### Data supplied
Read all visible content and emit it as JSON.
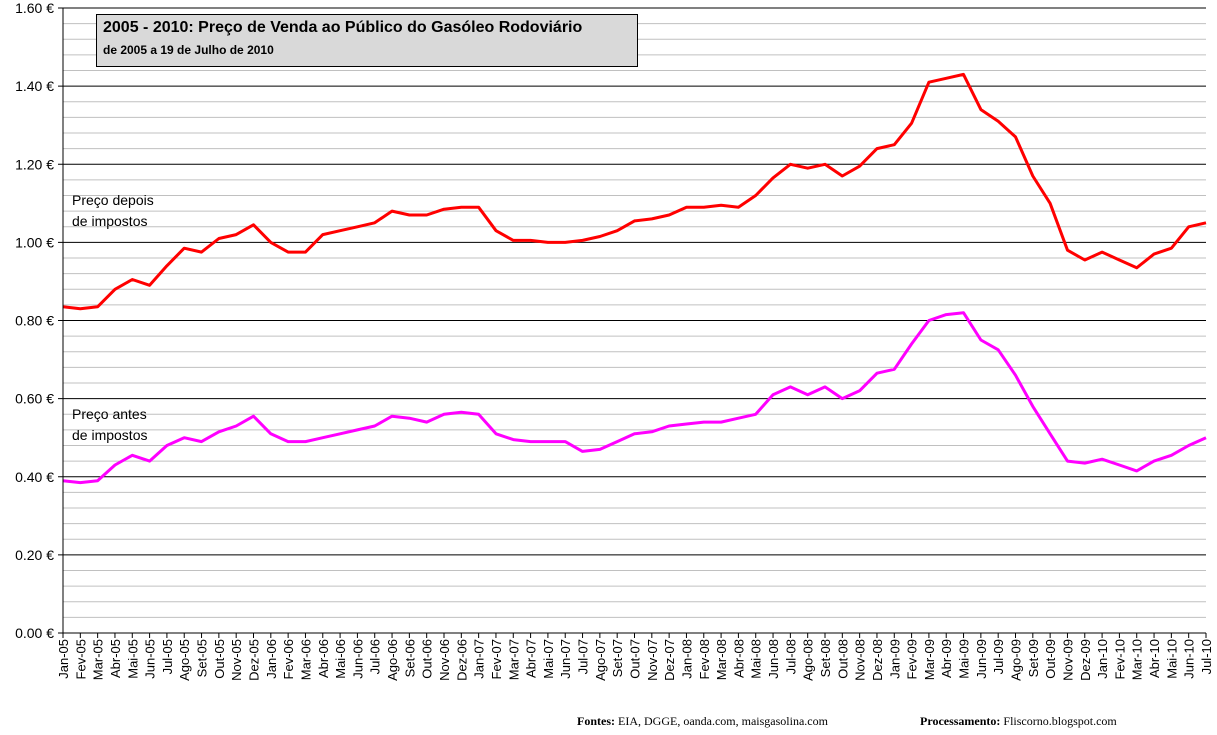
{
  "chart_data": {
    "type": "line",
    "title": "2005 - 2010: Preço de Venda ao Público do Gasóleo Rodoviário",
    "subtitle": "de 2005 a 19 de Julho de 2010",
    "xlabel": "",
    "ylabel": "",
    "ylim": [
      0,
      1.6
    ],
    "y_ticks": [
      "0.00 €",
      "0.20 €",
      "0.40 €",
      "0.60 €",
      "0.80 €",
      "1.00 €",
      "1.20 €",
      "1.40 €",
      "1.60 €"
    ],
    "y_tick_values": [
      0,
      0.2,
      0.4,
      0.6,
      0.8,
      1.0,
      1.2,
      1.4,
      1.6
    ],
    "grid": true,
    "categories": [
      "Jan-05",
      "Fev-05",
      "Mar-05",
      "Abr-05",
      "Mai-05",
      "Jun-05",
      "Jul-05",
      "Ago-05",
      "Set-05",
      "Out-05",
      "Nov-05",
      "Dez-05",
      "Jan-06",
      "Fev-06",
      "Mar-06",
      "Abr-06",
      "Mai-06",
      "Jun-06",
      "Jul-06",
      "Ago-06",
      "Set-06",
      "Out-06",
      "Nov-06",
      "Dez-06",
      "Jan-07",
      "Fev-07",
      "Mar-07",
      "Abr-07",
      "Mai-07",
      "Jun-07",
      "Jul-07",
      "Ago-07",
      "Set-07",
      "Out-07",
      "Nov-07",
      "Dez-07",
      "Jan-08",
      "Fev-08",
      "Mar-08",
      "Abr-08",
      "Mai-08",
      "Jun-08",
      "Jul-08",
      "Ago-08",
      "Set-08",
      "Out-08",
      "Nov-08",
      "Dez-08",
      "Jan-09",
      "Fev-09",
      "Mar-09",
      "Abr-09",
      "Mai-09",
      "Jun-09",
      "Jul-09",
      "Ago-09",
      "Set-09",
      "Out-09",
      "Nov-09",
      "Dez-09",
      "Jan-10",
      "Fev-10",
      "Mar-10",
      "Abr-10",
      "Mai-10",
      "Jun-10",
      "Jul-10"
    ],
    "series": [
      {
        "name": "Preço depois de impostos",
        "color": "#ff0000",
        "values": [
          0.835,
          0.83,
          0.835,
          0.88,
          0.905,
          0.89,
          0.94,
          0.985,
          0.975,
          1.01,
          1.02,
          1.045,
          1.0,
          0.975,
          0.975,
          1.02,
          1.03,
          1.04,
          1.05,
          1.08,
          1.07,
          1.07,
          1.085,
          1.09,
          1.09,
          1.03,
          1.005,
          1.005,
          1.0,
          1.0,
          1.005,
          1.015,
          1.03,
          1.055,
          1.06,
          1.07,
          1.09,
          1.09,
          1.095,
          1.09,
          1.12,
          1.165,
          1.2,
          1.19,
          1.2,
          1.17,
          1.195,
          1.24,
          1.25,
          1.305,
          1.41,
          1.42,
          1.43,
          1.34,
          1.31,
          1.27,
          1.17,
          1.1,
          0.98,
          0.955,
          0.975,
          0.955,
          0.935,
          0.97,
          0.985,
          1.04,
          1.05
        ]
      },
      {
        "name": "Preço antes de impostos",
        "color": "#ff00ff",
        "values": [
          0.39,
          0.385,
          0.39,
          0.43,
          0.455,
          0.44,
          0.48,
          0.5,
          0.49,
          0.515,
          0.53,
          0.555,
          0.51,
          0.49,
          0.49,
          0.5,
          0.51,
          0.52,
          0.53,
          0.555,
          0.55,
          0.54,
          0.56,
          0.565,
          0.56,
          0.51,
          0.495,
          0.49,
          0.49,
          0.49,
          0.465,
          0.47,
          0.49,
          0.51,
          0.515,
          0.53,
          0.535,
          0.54,
          0.54,
          0.55,
          0.56,
          0.61,
          0.63,
          0.61,
          0.63,
          0.6,
          0.62,
          0.665,
          0.675,
          0.74,
          0.8,
          0.815,
          0.82,
          0.75,
          0.725,
          0.66,
          0.58,
          0.51,
          0.44,
          0.435,
          0.445,
          0.43,
          0.415,
          0.44,
          0.455,
          0.48,
          0.5
        ]
      }
    ],
    "annotations": [
      {
        "line1": "Preço depois",
        "line2": "de impostos"
      },
      {
        "line1": "Preço antes",
        "line2": "de impostos"
      }
    ]
  },
  "footer": {
    "sources_label": "Fontes:",
    "sources_text": "EIA, DGGE, oanda.com, maisgasolina.com",
    "processing_label": "Processamento:",
    "processing_text": "Fliscorno.blogspot.com"
  }
}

### Stated goal
Without the pictures, transcribe the listing above exactly.

### Correct response
Read all visible content and emit it as JSON.
{
  "chart_data": {
    "type": "line",
    "title": "2005 - 2010: Preço de Venda ao Público do Gasóleo Rodoviário",
    "subtitle": "de 2005 a 19 de Julho de 2010",
    "xlabel": "",
    "ylabel": "",
    "ylim": [
      0,
      1.6
    ],
    "y_ticks": [
      "0.00 €",
      "0.20 €",
      "0.40 €",
      "0.60 €",
      "0.80 €",
      "1.00 €",
      "1.20 €",
      "1.40 €",
      "1.60 €"
    ],
    "y_tick_values": [
      0,
      0.2,
      0.4,
      0.6,
      0.8,
      1.0,
      1.2,
      1.4,
      1.6
    ],
    "grid": true,
    "categories": [
      "Jan-05",
      "Fev-05",
      "Mar-05",
      "Abr-05",
      "Mai-05",
      "Jun-05",
      "Jul-05",
      "Ago-05",
      "Set-05",
      "Out-05",
      "Nov-05",
      "Dez-05",
      "Jan-06",
      "Fev-06",
      "Mar-06",
      "Abr-06",
      "Mai-06",
      "Jun-06",
      "Jul-06",
      "Ago-06",
      "Set-06",
      "Out-06",
      "Nov-06",
      "Dez-06",
      "Jan-07",
      "Fev-07",
      "Mar-07",
      "Abr-07",
      "Mai-07",
      "Jun-07",
      "Jul-07",
      "Ago-07",
      "Set-07",
      "Out-07",
      "Nov-07",
      "Dez-07",
      "Jan-08",
      "Fev-08",
      "Mar-08",
      "Abr-08",
      "Mai-08",
      "Jun-08",
      "Jul-08",
      "Ago-08",
      "Set-08",
      "Out-08",
      "Nov-08",
      "Dez-08",
      "Jan-09",
      "Fev-09",
      "Mar-09",
      "Abr-09",
      "Mai-09",
      "Jun-09",
      "Jul-09",
      "Ago-09",
      "Set-09",
      "Out-09",
      "Nov-09",
      "Dez-09",
      "Jan-10",
      "Fev-10",
      "Mar-10",
      "Abr-10",
      "Mai-10",
      "Jun-10",
      "Jul-10"
    ],
    "series": [
      {
        "name": "Preço depois de impostos",
        "color": "#ff0000",
        "values": [
          0.835,
          0.83,
          0.835,
          0.88,
          0.905,
          0.89,
          0.94,
          0.985,
          0.975,
          1.01,
          1.02,
          1.045,
          1.0,
          0.975,
          0.975,
          1.02,
          1.03,
          1.04,
          1.05,
          1.08,
          1.07,
          1.07,
          1.085,
          1.09,
          1.09,
          1.03,
          1.005,
          1.005,
          1.0,
          1.0,
          1.005,
          1.015,
          1.03,
          1.055,
          1.06,
          1.07,
          1.09,
          1.09,
          1.095,
          1.09,
          1.12,
          1.165,
          1.2,
          1.19,
          1.2,
          1.17,
          1.195,
          1.24,
          1.25,
          1.305,
          1.41,
          1.42,
          1.43,
          1.34,
          1.31,
          1.27,
          1.17,
          1.1,
          0.98,
          0.955,
          0.975,
          0.955,
          0.935,
          0.97,
          0.985,
          1.04,
          1.05
        ]
      },
      {
        "name": "Preço antes de impostos",
        "color": "#ff00ff",
        "values": [
          0.39,
          0.385,
          0.39,
          0.43,
          0.455,
          0.44,
          0.48,
          0.5,
          0.49,
          0.515,
          0.53,
          0.555,
          0.51,
          0.49,
          0.49,
          0.5,
          0.51,
          0.52,
          0.53,
          0.555,
          0.55,
          0.54,
          0.56,
          0.565,
          0.56,
          0.51,
          0.495,
          0.49,
          0.49,
          0.49,
          0.465,
          0.47,
          0.49,
          0.51,
          0.515,
          0.53,
          0.535,
          0.54,
          0.54,
          0.55,
          0.56,
          0.61,
          0.63,
          0.61,
          0.63,
          0.6,
          0.62,
          0.665,
          0.675,
          0.74,
          0.8,
          0.815,
          0.82,
          0.75,
          0.725,
          0.66,
          0.58,
          0.51,
          0.44,
          0.435,
          0.445,
          0.43,
          0.415,
          0.44,
          0.455,
          0.48,
          0.5
        ]
      }
    ],
    "annotations": [
      {
        "line1": "Preço depois",
        "line2": "de impostos"
      },
      {
        "line1": "Preço antes",
        "line2": "de impostos"
      }
    ]
  },
  "footer": {
    "sources_label": "Fontes:",
    "sources_text": "EIA, DGGE, oanda.com, maisgasolina.com",
    "processing_label": "Processamento:",
    "processing_text": "Fliscorno.blogspot.com"
  }
}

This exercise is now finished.